[Item position entries]
========================================================================

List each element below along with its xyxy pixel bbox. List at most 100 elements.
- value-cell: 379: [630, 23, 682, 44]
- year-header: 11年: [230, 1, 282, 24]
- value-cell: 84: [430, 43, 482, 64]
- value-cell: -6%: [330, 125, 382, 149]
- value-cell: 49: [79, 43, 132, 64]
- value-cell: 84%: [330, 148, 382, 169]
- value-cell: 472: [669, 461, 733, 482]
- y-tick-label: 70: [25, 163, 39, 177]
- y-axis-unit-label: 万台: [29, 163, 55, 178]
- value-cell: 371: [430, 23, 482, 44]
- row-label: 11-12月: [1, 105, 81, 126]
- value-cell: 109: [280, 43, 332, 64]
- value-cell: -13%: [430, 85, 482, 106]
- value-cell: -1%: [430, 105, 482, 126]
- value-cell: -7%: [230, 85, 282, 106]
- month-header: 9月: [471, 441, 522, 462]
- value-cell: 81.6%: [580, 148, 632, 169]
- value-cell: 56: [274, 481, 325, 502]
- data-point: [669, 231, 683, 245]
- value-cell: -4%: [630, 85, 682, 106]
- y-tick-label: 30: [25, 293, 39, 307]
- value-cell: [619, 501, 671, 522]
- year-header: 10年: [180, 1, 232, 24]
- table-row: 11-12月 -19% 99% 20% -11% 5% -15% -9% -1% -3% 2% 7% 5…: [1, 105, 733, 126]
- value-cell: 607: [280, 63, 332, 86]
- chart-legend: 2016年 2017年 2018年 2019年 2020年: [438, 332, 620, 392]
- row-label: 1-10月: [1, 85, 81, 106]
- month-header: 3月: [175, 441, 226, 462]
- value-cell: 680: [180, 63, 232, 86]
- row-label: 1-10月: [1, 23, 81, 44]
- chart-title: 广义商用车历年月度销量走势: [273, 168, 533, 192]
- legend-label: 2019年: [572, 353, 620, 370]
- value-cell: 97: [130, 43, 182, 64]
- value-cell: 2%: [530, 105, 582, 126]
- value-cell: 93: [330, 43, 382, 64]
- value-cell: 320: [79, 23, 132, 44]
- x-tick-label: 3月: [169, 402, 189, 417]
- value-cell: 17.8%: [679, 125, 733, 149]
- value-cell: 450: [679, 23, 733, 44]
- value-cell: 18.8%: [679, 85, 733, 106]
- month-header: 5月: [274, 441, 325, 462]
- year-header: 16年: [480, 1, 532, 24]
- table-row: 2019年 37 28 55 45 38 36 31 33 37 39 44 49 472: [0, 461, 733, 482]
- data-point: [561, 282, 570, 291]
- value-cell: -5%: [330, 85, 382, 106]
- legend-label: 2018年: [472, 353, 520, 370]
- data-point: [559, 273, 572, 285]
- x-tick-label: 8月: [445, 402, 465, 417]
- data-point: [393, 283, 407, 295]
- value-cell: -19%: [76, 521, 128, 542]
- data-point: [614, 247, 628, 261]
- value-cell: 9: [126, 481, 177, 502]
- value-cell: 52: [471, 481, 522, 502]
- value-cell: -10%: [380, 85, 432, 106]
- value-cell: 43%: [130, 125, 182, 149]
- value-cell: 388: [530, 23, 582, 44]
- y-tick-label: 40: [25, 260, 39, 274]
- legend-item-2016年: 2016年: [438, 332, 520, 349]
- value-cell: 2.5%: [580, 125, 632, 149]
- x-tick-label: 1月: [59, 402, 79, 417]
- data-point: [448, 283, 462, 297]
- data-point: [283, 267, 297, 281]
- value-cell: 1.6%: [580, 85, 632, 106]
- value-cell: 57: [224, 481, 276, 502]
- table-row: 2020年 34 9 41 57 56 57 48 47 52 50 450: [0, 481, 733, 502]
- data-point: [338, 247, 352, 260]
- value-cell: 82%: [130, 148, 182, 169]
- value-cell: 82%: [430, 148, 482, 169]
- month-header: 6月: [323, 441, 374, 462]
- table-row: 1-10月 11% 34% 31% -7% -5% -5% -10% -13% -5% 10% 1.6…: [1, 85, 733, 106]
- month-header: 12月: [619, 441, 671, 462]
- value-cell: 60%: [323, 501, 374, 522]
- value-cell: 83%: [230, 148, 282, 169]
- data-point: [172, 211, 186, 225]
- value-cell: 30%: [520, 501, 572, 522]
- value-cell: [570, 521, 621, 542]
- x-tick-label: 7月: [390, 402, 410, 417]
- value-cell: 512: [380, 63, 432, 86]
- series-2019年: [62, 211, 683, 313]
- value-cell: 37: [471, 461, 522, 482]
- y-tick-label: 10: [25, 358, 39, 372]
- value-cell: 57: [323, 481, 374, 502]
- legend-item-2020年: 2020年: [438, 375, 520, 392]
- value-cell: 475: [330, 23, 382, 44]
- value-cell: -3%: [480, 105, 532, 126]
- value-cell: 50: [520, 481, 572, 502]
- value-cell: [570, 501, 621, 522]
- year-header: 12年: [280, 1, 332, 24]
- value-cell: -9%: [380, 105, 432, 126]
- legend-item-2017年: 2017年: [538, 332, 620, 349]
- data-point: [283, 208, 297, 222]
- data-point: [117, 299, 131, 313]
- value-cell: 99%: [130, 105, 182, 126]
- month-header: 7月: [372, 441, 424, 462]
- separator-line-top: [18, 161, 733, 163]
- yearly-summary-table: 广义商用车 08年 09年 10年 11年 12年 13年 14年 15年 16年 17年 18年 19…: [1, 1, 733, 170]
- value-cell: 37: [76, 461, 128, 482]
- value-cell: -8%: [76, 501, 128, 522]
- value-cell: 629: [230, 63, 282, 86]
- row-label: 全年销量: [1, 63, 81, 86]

========================================================================

-- Task brief --
Could you echo every item above, each line word for word and with nothing changed?

-- Result for this task --
List each element below along with its xyxy pixel bbox. List at most 100 elements.
- value-cell: 379: [630, 23, 682, 44]
- year-header: 11年: [230, 1, 282, 24]
- value-cell: 84: [430, 43, 482, 64]
- value-cell: -6%: [330, 125, 382, 149]
- value-cell: 49: [79, 43, 132, 64]
- value-cell: 84%: [330, 148, 382, 169]
- value-cell: 472: [669, 461, 733, 482]
- y-tick-label: 70: [25, 163, 39, 177]
- y-axis-unit-label: 万台: [29, 163, 55, 178]
- value-cell: 371: [430, 23, 482, 44]
- row-label: 11-12月: [1, 105, 81, 126]
- value-cell: 109: [280, 43, 332, 64]
- value-cell: -13%: [430, 85, 482, 106]
- value-cell: -1%: [430, 105, 482, 126]
- value-cell: -7%: [230, 85, 282, 106]
- month-header: 9月: [471, 441, 522, 462]
- value-cell: 81.6%: [580, 148, 632, 169]
- value-cell: 56: [274, 481, 325, 502]
- data-point: [669, 231, 683, 245]
- value-cell: -4%: [630, 85, 682, 106]
- y-tick-label: 30: [25, 293, 39, 307]
- value-cell: [619, 501, 671, 522]
- year-header: 10年: [180, 1, 232, 24]
- table-row: 11-12月 -19% 99% 20% -11% 5% -15% -9% -1% -3% 2% 7% 5…: [1, 105, 733, 126]
- value-cell: 607: [280, 63, 332, 86]
- chart-legend: 2016年 2017年 2018年 2019年 2020年: [438, 332, 620, 392]
- row-label: 1-10月: [1, 85, 81, 106]
- month-header: 3月: [175, 441, 226, 462]
- value-cell: 680: [180, 63, 232, 86]
- row-label: 1-10月: [1, 23, 81, 44]
- chart-title: 广义商用车历年月度销量走势: [273, 168, 533, 192]
- legend-label: 2019年: [572, 353, 620, 370]
- value-cell: 97: [130, 43, 182, 64]
- value-cell: 2%: [530, 105, 582, 126]
- value-cell: 93: [330, 43, 382, 64]
- value-cell: 320: [79, 23, 132, 44]
- x-tick-label: 3月: [169, 402, 189, 417]
- value-cell: 17.8%: [679, 125, 733, 149]
- value-cell: 450: [679, 23, 733, 44]
- value-cell: 18.8%: [679, 85, 733, 106]
- month-header: 5月: [274, 441, 325, 462]
- year-header: 16年: [480, 1, 532, 24]
- table-row: 2019年 37 28 55 45 38 36 31 33 37 39 44 49 472: [0, 461, 733, 482]
- data-point: [561, 282, 570, 291]
- value-cell: -5%: [330, 85, 382, 106]
- legend-label: 2018年: [472, 353, 520, 370]
- data-point: [559, 273, 572, 285]
- x-tick-label: 8月: [445, 402, 465, 417]
- data-point: [393, 283, 407, 295]
- value-cell: -19%: [76, 521, 128, 542]
- data-point: [614, 247, 628, 261]
- value-cell: 9: [126, 481, 177, 502]
- value-cell: 52: [471, 481, 522, 502]
- value-cell: -10%: [380, 85, 432, 106]
- value-cell: 43%: [130, 125, 182, 149]
- value-cell: 388: [530, 23, 582, 44]
- y-tick-label: 40: [25, 260, 39, 274]
- legend-item-2016年: 2016年: [438, 332, 520, 349]
- value-cell: 2.5%: [580, 125, 632, 149]
- x-tick-label: 1月: [59, 402, 79, 417]
- data-point: [448, 283, 462, 297]
- data-point: [283, 267, 297, 281]
- value-cell: 1.6%: [580, 85, 632, 106]
- value-cell: 57: [224, 481, 276, 502]
- table-row: 2020年 34 9 41 57 56 57 48 47 52 50 450: [0, 481, 733, 502]
- data-point: [338, 247, 352, 260]
- value-cell: 82%: [130, 148, 182, 169]
- value-cell: 82%: [430, 148, 482, 169]
- month-header: 6月: [323, 441, 374, 462]
- table-row: 1-10月 11% 34% 31% -7% -5% -5% -10% -13% -5% 10% 1.6…: [1, 85, 733, 106]
- month-header: 12月: [619, 441, 671, 462]
- value-cell: 60%: [323, 501, 374, 522]
- value-cell: 83%: [230, 148, 282, 169]
- data-point: [172, 211, 186, 225]
- value-cell: 30%: [520, 501, 572, 522]
- value-cell: [570, 521, 621, 542]
- x-tick-label: 7月: [390, 402, 410, 417]
- value-cell: 512: [380, 63, 432, 86]
- series-2019年: [62, 211, 683, 313]
- value-cell: 37: [471, 461, 522, 482]
- y-tick-label: 10: [25, 358, 39, 372]
- value-cell: 57: [323, 481, 374, 502]
- legend-item-2020年: 2020年: [438, 375, 520, 392]
- value-cell: 475: [330, 23, 382, 44]
- value-cell: -3%: [480, 105, 532, 126]
- value-cell: 50: [520, 481, 572, 502]
- value-cell: [570, 501, 621, 522]
- year-header: 12年: [280, 1, 332, 24]
- value-cell: -9%: [380, 105, 432, 126]
- legend-item-2017年: 2017年: [538, 332, 620, 349]
- data-point: [283, 208, 297, 222]
- data-point: [117, 299, 131, 313]
- value-cell: 99%: [130, 105, 182, 126]
- month-header: 7月: [372, 441, 424, 462]
- separator-line-top: [18, 161, 733, 163]
- yearly-summary-table: 广义商用车 08年 09年 10年 11年 12年 13年 14年 15年 16年 17年 18年 19…: [1, 1, 733, 170]
- value-cell: 37: [76, 461, 128, 482]
- value-cell: -8%: [76, 501, 128, 522]
- value-cell: 629: [230, 63, 282, 86]
- row-label: 全年销量: [1, 63, 81, 86]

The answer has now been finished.